[Entries with figure data]
--- start ---

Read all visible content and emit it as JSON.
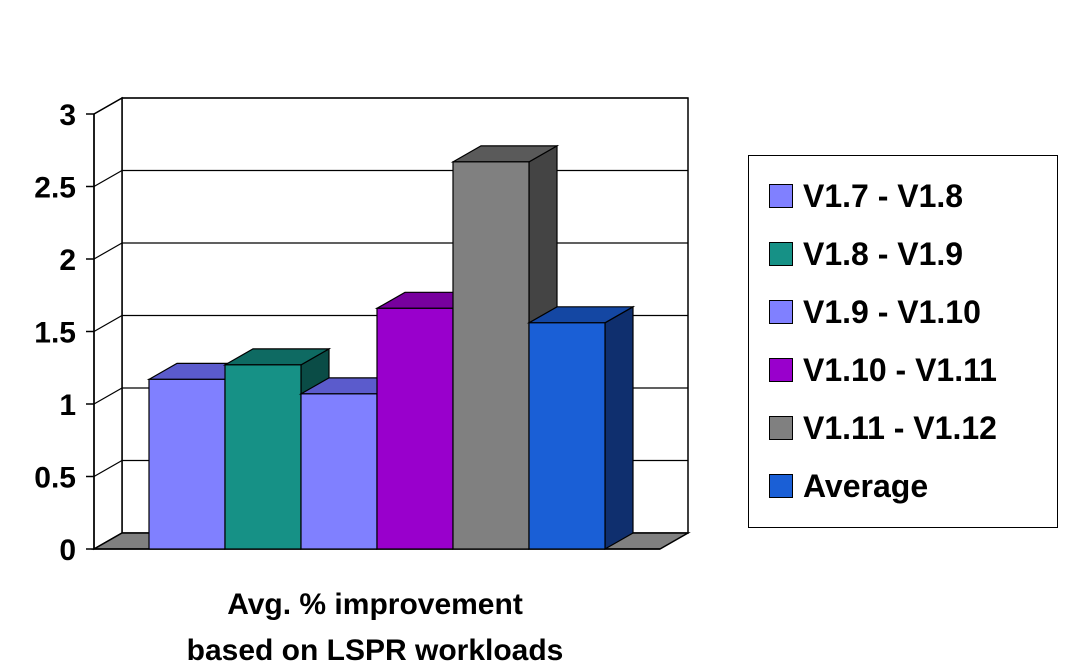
{
  "chart_data": {
    "type": "bar",
    "categories": [
      "Avg. % improvement based on LSPR workloads"
    ],
    "xlabel_lines": [
      "Avg. % improvement",
      "based on LSPR workloads"
    ],
    "series": [
      {
        "name": "V1.7 - V1.8",
        "values": [
          1.17
        ],
        "color": "#8080ff",
        "top_color": "#5b5bcc",
        "side_color": "#3c3c99"
      },
      {
        "name": "V1.8 - V1.9",
        "values": [
          1.27
        ],
        "color": "#169186",
        "top_color": "#0e6a62",
        "side_color": "#0a4c46"
      },
      {
        "name": "V1.9 - V1.10",
        "values": [
          1.07
        ],
        "color": "#8080ff",
        "top_color": "#5b5bcc",
        "side_color": "#3c3c99"
      },
      {
        "name": "V1.10 - V1.11",
        "values": [
          1.66
        ],
        "color": "#9900cc",
        "top_color": "#77009e",
        "side_color": "#550072"
      },
      {
        "name": "V1.11 - V1.12",
        "values": [
          2.67
        ],
        "color": "#808080",
        "top_color": "#5a5a5a",
        "side_color": "#444444"
      },
      {
        "name": "Average",
        "values": [
          1.56
        ],
        "color": "#1a5fd6",
        "top_color": "#1447a3",
        "side_color": "#0f2f6e"
      }
    ],
    "ylim": [
      0,
      3
    ],
    "yticks": [
      "0",
      "0.5",
      "1",
      "1.5",
      "2",
      "2.5",
      "3"
    ],
    "ytick_values": [
      0,
      0.5,
      1,
      1.5,
      2,
      2.5,
      3
    ],
    "grid": true,
    "legend_position": "right",
    "floor_color": "#808080"
  }
}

--- end ---

**Goal**.
All lines that include "name" are to be gathered and copied.

**Exercise output**.
        "name": "V1.7 - V1.8",
        "name": "V1.8 - V1.9",
        "name": "V1.9 - V1.10",
        "name": "V1.10 - V1.11",
        "name": "V1.11 - V1.12",
        "name": "Average",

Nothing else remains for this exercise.